= What the exercise asks =
The answer should be a single number: how many lines of the entries below hold the word "ЗДОРОВ".

☆ ☆ ☆ ☆

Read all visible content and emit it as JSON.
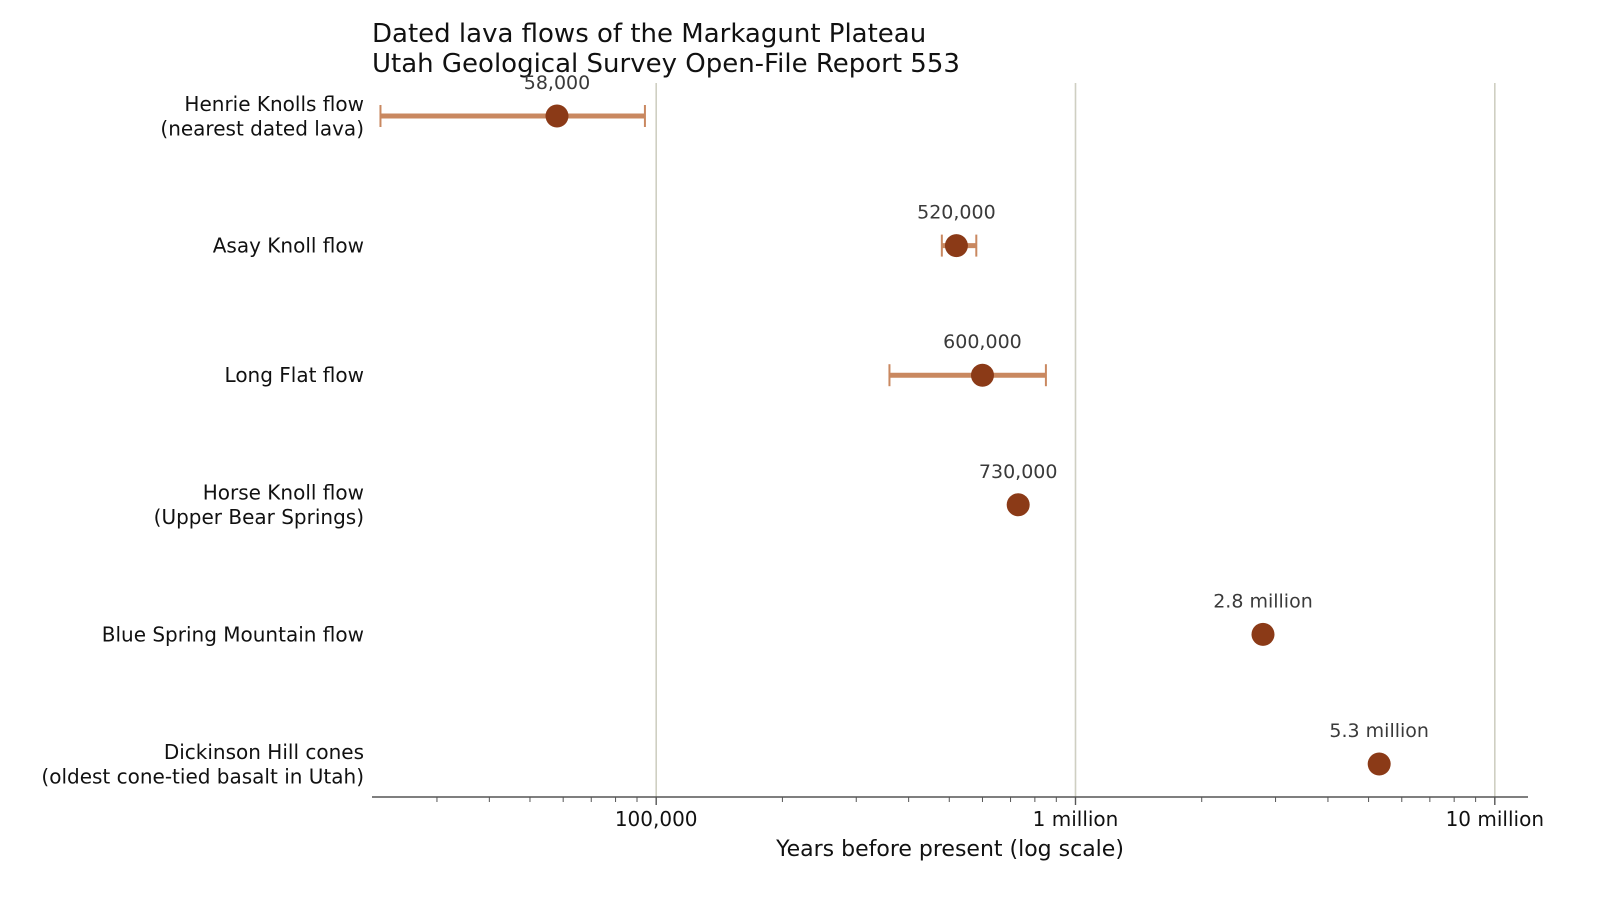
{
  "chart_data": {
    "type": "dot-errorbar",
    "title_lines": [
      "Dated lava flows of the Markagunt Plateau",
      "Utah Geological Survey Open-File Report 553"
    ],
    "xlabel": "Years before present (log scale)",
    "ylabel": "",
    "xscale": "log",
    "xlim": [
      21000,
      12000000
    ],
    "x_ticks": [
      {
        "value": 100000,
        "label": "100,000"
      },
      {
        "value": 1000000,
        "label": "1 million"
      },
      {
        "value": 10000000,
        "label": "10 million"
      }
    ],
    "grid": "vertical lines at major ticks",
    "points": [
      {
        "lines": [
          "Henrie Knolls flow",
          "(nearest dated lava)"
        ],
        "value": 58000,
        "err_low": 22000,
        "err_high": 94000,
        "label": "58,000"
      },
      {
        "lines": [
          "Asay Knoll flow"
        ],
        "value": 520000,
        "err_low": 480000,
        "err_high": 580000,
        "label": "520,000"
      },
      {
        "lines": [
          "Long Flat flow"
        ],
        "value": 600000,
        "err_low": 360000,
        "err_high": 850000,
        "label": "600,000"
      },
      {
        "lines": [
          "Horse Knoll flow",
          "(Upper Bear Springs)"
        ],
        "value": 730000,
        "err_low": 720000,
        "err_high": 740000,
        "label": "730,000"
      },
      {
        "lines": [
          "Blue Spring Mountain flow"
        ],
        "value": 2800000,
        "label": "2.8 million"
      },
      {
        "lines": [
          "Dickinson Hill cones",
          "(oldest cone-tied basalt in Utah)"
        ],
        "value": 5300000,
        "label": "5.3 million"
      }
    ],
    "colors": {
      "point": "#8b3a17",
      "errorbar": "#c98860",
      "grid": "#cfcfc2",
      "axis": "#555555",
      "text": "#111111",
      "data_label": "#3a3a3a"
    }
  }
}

☆ ☆ ☆ ☆

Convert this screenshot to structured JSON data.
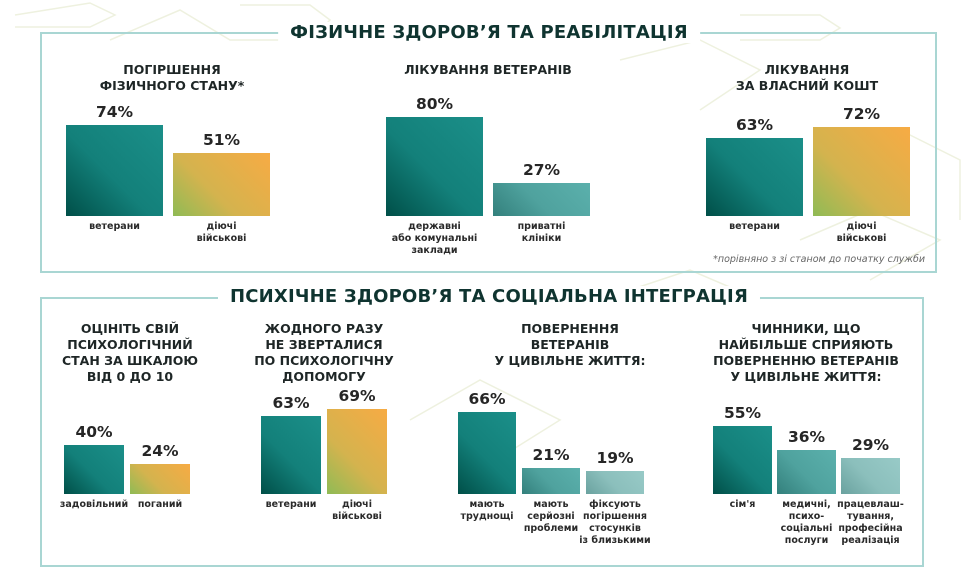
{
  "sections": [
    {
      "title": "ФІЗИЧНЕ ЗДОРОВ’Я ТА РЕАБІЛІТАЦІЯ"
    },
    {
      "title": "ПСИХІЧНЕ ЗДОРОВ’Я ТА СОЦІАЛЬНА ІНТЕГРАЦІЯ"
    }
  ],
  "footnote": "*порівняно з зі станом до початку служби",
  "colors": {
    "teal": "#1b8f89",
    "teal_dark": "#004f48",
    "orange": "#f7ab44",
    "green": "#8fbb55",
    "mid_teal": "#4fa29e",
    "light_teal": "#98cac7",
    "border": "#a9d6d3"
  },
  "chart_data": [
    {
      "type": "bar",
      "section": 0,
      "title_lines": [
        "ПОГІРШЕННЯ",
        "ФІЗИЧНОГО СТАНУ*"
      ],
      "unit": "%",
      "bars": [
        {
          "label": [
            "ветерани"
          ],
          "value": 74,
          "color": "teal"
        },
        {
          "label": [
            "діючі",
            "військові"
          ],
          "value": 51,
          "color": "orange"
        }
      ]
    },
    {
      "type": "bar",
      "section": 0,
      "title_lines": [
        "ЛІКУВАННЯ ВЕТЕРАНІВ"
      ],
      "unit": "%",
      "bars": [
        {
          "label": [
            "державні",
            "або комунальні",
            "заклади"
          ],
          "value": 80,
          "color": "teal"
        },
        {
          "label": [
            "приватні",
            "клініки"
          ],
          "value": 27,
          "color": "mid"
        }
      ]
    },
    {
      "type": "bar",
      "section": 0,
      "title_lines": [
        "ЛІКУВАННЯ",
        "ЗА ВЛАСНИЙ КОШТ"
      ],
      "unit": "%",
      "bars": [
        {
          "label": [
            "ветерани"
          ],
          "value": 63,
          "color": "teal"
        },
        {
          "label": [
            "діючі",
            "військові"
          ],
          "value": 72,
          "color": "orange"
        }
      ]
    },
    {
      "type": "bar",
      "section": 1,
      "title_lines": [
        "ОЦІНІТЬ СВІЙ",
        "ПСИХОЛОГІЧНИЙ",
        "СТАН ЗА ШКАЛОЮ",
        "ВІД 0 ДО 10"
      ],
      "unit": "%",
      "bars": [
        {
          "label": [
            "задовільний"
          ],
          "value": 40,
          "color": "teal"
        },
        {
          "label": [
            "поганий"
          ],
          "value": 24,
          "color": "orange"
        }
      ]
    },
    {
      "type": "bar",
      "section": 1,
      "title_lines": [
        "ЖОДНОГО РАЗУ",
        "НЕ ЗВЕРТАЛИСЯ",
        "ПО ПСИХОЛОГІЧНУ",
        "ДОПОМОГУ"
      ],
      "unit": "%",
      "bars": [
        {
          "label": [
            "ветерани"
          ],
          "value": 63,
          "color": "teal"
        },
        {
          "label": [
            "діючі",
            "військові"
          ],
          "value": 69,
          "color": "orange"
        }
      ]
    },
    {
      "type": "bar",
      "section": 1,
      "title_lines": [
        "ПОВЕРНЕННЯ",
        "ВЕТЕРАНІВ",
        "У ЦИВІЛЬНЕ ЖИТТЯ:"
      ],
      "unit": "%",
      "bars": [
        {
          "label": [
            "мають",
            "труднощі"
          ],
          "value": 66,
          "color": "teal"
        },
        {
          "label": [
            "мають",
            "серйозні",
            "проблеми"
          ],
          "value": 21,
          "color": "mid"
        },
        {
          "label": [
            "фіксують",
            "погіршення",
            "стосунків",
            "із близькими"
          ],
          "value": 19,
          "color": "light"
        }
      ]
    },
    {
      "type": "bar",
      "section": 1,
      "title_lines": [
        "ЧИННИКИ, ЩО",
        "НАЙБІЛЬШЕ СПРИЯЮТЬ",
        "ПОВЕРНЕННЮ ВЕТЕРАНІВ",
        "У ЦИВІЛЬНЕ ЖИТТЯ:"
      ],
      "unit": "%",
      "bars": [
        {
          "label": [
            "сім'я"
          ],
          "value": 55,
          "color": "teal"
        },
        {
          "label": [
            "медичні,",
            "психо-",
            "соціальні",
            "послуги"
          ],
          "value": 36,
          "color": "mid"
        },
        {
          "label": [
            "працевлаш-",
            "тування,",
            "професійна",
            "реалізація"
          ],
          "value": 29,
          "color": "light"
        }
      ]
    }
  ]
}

☆ ☆ ☆ ☆

= Correct response =
2